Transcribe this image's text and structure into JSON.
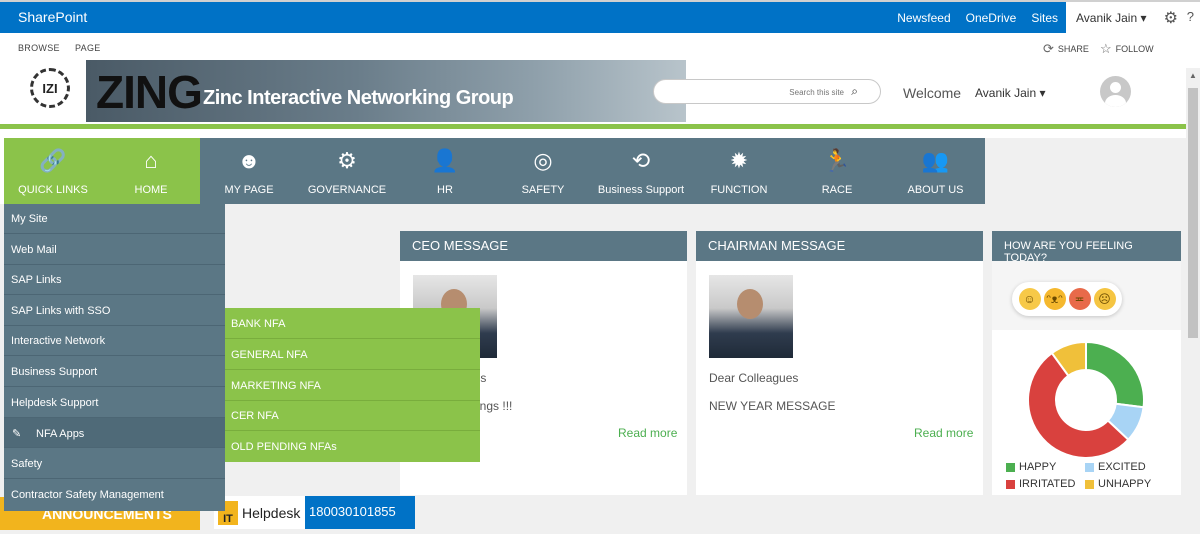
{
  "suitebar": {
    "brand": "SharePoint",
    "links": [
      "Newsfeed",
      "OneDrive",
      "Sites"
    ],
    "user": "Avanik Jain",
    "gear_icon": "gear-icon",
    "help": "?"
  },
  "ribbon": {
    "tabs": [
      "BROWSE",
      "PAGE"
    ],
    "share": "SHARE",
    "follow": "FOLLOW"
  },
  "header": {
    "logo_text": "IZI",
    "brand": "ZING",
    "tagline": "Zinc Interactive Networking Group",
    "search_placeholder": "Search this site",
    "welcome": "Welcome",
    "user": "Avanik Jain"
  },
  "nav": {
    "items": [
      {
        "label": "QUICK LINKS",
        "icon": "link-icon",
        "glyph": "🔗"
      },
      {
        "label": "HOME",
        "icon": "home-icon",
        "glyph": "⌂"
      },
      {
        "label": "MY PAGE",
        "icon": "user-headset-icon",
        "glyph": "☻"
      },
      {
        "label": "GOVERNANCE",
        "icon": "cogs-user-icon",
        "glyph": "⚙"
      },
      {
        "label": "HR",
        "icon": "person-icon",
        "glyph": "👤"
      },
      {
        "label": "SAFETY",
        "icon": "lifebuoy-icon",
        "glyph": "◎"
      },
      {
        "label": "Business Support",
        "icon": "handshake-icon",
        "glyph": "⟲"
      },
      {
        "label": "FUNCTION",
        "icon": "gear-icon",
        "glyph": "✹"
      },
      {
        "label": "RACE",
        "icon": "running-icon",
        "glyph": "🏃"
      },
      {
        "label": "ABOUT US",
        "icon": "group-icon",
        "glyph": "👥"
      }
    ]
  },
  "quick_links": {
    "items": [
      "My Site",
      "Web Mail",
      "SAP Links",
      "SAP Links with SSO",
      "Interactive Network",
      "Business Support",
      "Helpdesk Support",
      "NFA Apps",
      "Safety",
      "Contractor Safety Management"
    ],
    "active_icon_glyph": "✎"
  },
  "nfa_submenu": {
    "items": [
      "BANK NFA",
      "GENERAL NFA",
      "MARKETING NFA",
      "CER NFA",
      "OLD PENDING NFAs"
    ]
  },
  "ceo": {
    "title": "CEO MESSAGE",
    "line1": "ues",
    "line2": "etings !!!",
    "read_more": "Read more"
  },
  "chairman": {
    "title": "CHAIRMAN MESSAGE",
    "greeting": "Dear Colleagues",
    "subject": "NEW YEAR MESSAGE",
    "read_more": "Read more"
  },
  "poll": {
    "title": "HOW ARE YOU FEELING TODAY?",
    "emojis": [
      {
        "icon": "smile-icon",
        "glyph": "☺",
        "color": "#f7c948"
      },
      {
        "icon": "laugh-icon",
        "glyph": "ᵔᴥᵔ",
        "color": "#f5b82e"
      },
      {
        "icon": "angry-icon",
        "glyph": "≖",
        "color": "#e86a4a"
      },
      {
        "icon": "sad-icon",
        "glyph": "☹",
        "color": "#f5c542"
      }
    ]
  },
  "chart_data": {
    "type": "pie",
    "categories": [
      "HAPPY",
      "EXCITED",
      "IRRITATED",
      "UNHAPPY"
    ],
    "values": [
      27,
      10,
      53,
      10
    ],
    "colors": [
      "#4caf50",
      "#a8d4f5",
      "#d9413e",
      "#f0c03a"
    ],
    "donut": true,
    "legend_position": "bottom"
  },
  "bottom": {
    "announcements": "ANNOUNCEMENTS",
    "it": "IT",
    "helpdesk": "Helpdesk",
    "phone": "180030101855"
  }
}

==============================

From the records above, pick out and copy each line holding the word "title".

CORRECT OUTPUT =
    "title": "CEO MESSAGE",
    "title": "CHAIRMAN MESSAGE",
    "title": "HOW ARE YOU FEELING TODAY?",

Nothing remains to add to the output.